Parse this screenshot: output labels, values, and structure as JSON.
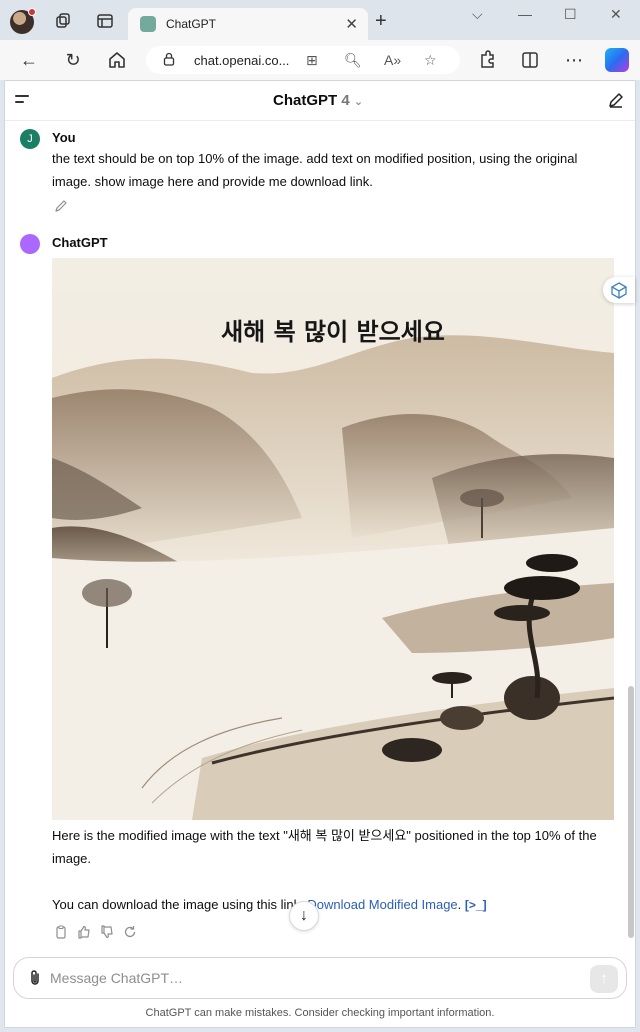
{
  "browser": {
    "tab_title": "ChatGPT",
    "url": "chat.openai.co..."
  },
  "header": {
    "model_name": "ChatGPT",
    "model_version": "4"
  },
  "conversation": {
    "user": {
      "avatar_letter": "J",
      "author": "You",
      "text": "the text should be on top 10% of the image. add text on modified position, using the original image. show image here and provide me download link."
    },
    "assistant": {
      "author": "ChatGPT",
      "image_text": "새해 복 많이 받으세요",
      "p1": "Here is the modified image with the text \"새해 복 많이 받으세요\" positioned in the top 10% of the image.",
      "p2_prefix": "You can download the image using this link: ",
      "p2_link": "Download Modified Image",
      "p2_suffix": "."
    }
  },
  "composer": {
    "placeholder": "Message ChatGPT…"
  },
  "footer": {
    "disclaimer": "ChatGPT can make mistakes. Consider checking important information."
  },
  "colors": {
    "link": "#2b5fb4",
    "user_avatar": "#1a7f64",
    "gpt_avatar": "#ab68ff"
  }
}
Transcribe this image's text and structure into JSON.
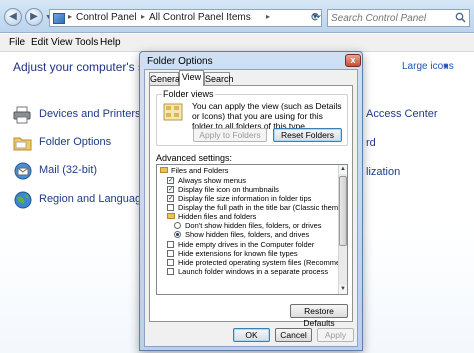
{
  "address_bar": {
    "crumbs": [
      "Control Panel",
      "All Control Panel Items"
    ],
    "search_placeholder": "Search Control Panel"
  },
  "menu": [
    "File",
    "Edit",
    "View",
    "Tools",
    "Help"
  ],
  "control_panel": {
    "heading": "Adjust your computer's settings",
    "view_by_value": "Large icons",
    "items": [
      {
        "label": "Devices and Printers",
        "icon": "printer-icon"
      },
      {
        "label": "Folder Options",
        "icon": "folder-icon"
      },
      {
        "label": "Mail (32-bit)",
        "icon": "mail-icon"
      },
      {
        "label": "Region and Language",
        "icon": "globe-icon"
      }
    ],
    "right_fragments": [
      "Access Center",
      "rd",
      "lization"
    ]
  },
  "dialog": {
    "title": "Folder Options",
    "close_label": "x",
    "tabs": [
      "General",
      "View",
      "Search"
    ],
    "active_tab": "View",
    "folder_views": {
      "title": "Folder views",
      "description": "You can apply the view (such as Details or Icons) that you are using for this folder to all folders of this type.",
      "apply_button": "Apply to Folders",
      "reset_button": "Reset Folders"
    },
    "advanced_label": "Advanced settings:",
    "advanced_items": [
      {
        "label": "Files and Folders",
        "kind": "folder",
        "indent": 0
      },
      {
        "label": "Always show menus",
        "kind": "checkbox",
        "checked": true,
        "indent": 1
      },
      {
        "label": "Display file icon on thumbnails",
        "kind": "checkbox",
        "checked": true,
        "indent": 1
      },
      {
        "label": "Display file size information in folder tips",
        "kind": "checkbox",
        "checked": true,
        "indent": 1
      },
      {
        "label": "Display the full path in the title bar (Classic theme only)",
        "kind": "checkbox",
        "checked": false,
        "indent": 1
      },
      {
        "label": "Hidden files and folders",
        "kind": "folder",
        "indent": 1
      },
      {
        "label": "Don't show hidden files, folders, or drives",
        "kind": "radio",
        "checked": false,
        "indent": 2
      },
      {
        "label": "Show hidden files, folders, and drives",
        "kind": "radio",
        "checked": true,
        "indent": 2
      },
      {
        "label": "Hide empty drives in the Computer folder",
        "kind": "checkbox",
        "checked": false,
        "indent": 1
      },
      {
        "label": "Hide extensions for known file types",
        "kind": "checkbox",
        "checked": false,
        "indent": 1
      },
      {
        "label": "Hide protected operating system files (Recommended)",
        "kind": "checkbox",
        "checked": false,
        "indent": 1
      },
      {
        "label": "Launch folder windows in a separate process",
        "kind": "checkbox",
        "checked": false,
        "indent": 1
      }
    ],
    "restore_defaults": "Restore Defaults",
    "ok": "OK",
    "cancel": "Cancel",
    "apply": "Apply"
  }
}
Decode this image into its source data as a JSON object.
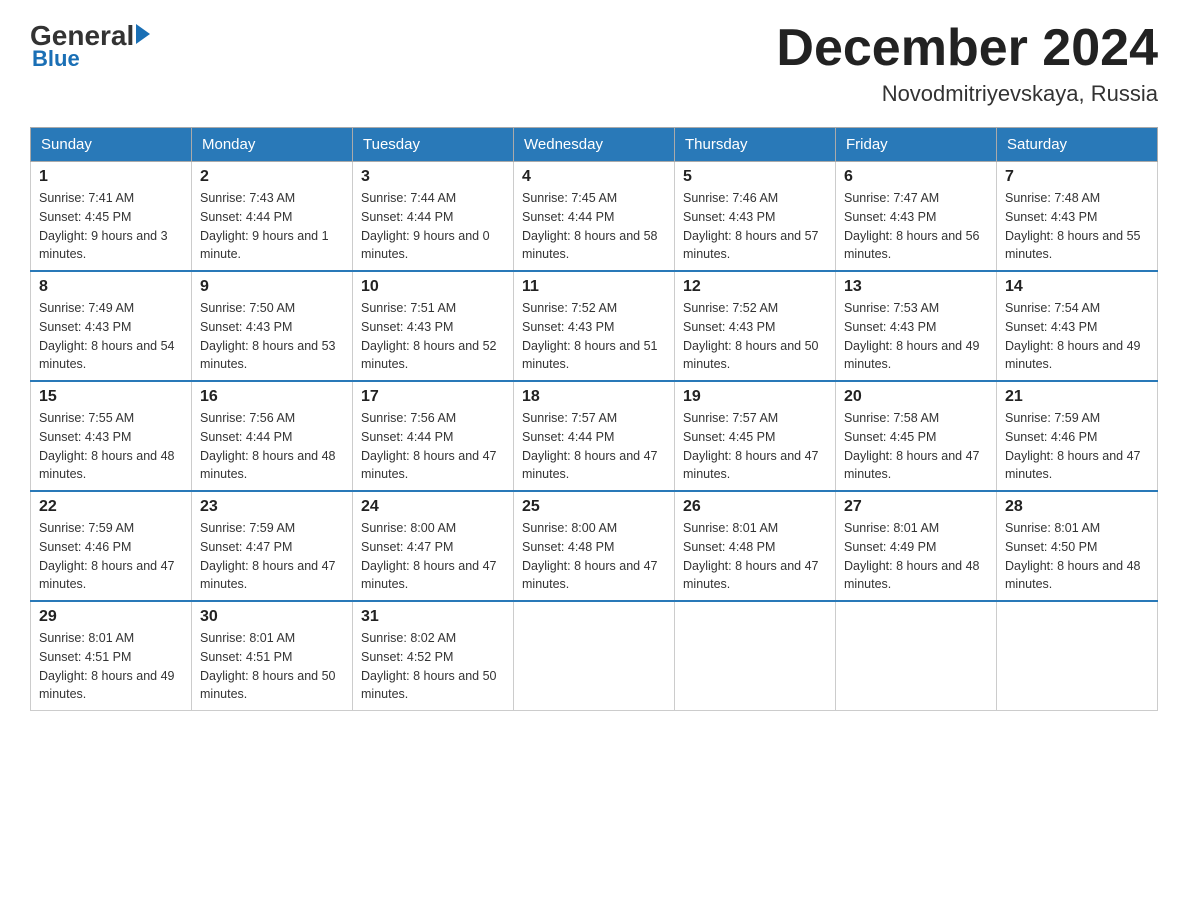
┄┄┄┄┄┄┄┄┄┄
Your task:
Repeat the data above exactly, but not the pictures.

Final result:
Parse this screenshot: output labels, values, and structure as JSON.
{
  "browser": {
    "tab_title": "ChatGPT",
    "url": "chat.openai.co..."
  },
  "header": {
    "model_name": "ChatGPT",
    "model_version": "4"
  },
  "conversation": {
    "user": {
      "avatar_letter": "J",
      "author": "You",
      "text": "the text should be on top 10% of the image. add text on modified position, using the original image. show image here and provide me download link."
    },
    "assistant": {
      "author": "ChatGPT",
      "image_text": "새해 복 많이 받으세요",
      "p1": "Here is the modified image with the text \"새해 복 많이 받으세요\" positioned in the top 10% of the image.",
      "p2_prefix": "You can download the image using this link: ",
      "p2_link": "Download Modified Image",
      "p2_suffix": "."
    }
  },
  "composer": {
    "placeholder": "Message ChatGPT…"
  },
  "footer": {
    "disclaimer": "ChatGPT can make mistakes. Consider checking important information."
  },
  "colors": {
    "link": "#2b5fb4",
    "user_avatar": "#1a7f64",
    "gpt_avatar": "#ab68ff"
  }
}
Transcribe this image's text and structure into JSON.
{
  "address_bar": {
    "crumbs": [
      "Control Panel",
      "All Control Panel Items"
    ],
    "search_placeholder": "Search Control Panel"
  },
  "menu": [
    "File",
    "Edit",
    "View",
    "Tools",
    "Help"
  ],
  "control_panel": {
    "heading": "Adjust your computer's settings",
    "view_by_value": "Large icons",
    "items": [
      {
        "label": "Devices and Printers",
        "icon": "printer-icon"
      },
      {
        "label": "Folder Options",
        "icon": "folder-icon"
      },
      {
        "label": "Mail (32-bit)",
        "icon": "mail-icon"
      },
      {
        "label": "Region and Language",
        "icon": "globe-icon"
      }
    ],
    "right_fragments": [
      "Access Center",
      "rd",
      "lization"
    ]
  },
  "dialog": {
    "title": "Folder Options",
    "close_label": "x",
    "tabs": [
      "General",
      "View",
      "Search"
    ],
    "active_tab": "View",
    "folder_views": {
      "title": "Folder views",
      "description": "You can apply the view (such as Details or Icons) that you are using for this folder to all folders of this type.",
      "apply_button": "Apply to Folders",
      "reset_button": "Reset Folders"
    },
    "advanced_label": "Advanced settings:",
    "advanced_items": [
      {
        "label": "Files and Folders",
        "kind": "folder",
        "indent": 0
      },
      {
        "label": "Always show menus",
        "kind": "checkbox",
        "checked": true,
        "indent": 1
      },
      {
        "label": "Display file icon on thumbnails",
        "kind": "checkbox",
        "checked": true,
        "indent": 1
      },
      {
        "label": "Display file size information in folder tips",
        "kind": "checkbox",
        "checked": true,
        "indent": 1
      },
      {
        "label": "Display the full path in the title bar (Classic theme only)",
        "kind": "checkbox",
        "checked": false,
        "indent": 1
      },
      {
        "label": "Hidden files and folders",
        "kind": "folder",
        "indent": 1
      },
      {
        "label": "Don't show hidden files, folders, or drives",
        "kind": "radio",
        "checked": false,
        "indent": 2
      },
      {
        "label": "Show hidden files, folders, and drives",
        "kind": "radio",
        "checked": true,
        "indent": 2
      },
      {
        "label": "Hide empty drives in the Computer folder",
        "kind": "checkbox",
        "checked": false,
        "indent": 1
      },
      {
        "label": "Hide extensions for known file types",
        "kind": "checkbox",
        "checked": false,
        "indent": 1
      },
      {
        "label": "Hide protected operating system files (Recommended)",
        "kind": "checkbox",
        "checked": false,
        "indent": 1
      },
      {
        "label": "Launch folder windows in a separate process",
        "kind": "checkbox",
        "checked": false,
        "indent": 1
      }
    ],
    "restore_defaults": "Restore Defaults",
    "ok": "OK",
    "cancel": "Cancel",
    "apply": "Apply"
  }
}
Decode this image into its source data as a JSON object.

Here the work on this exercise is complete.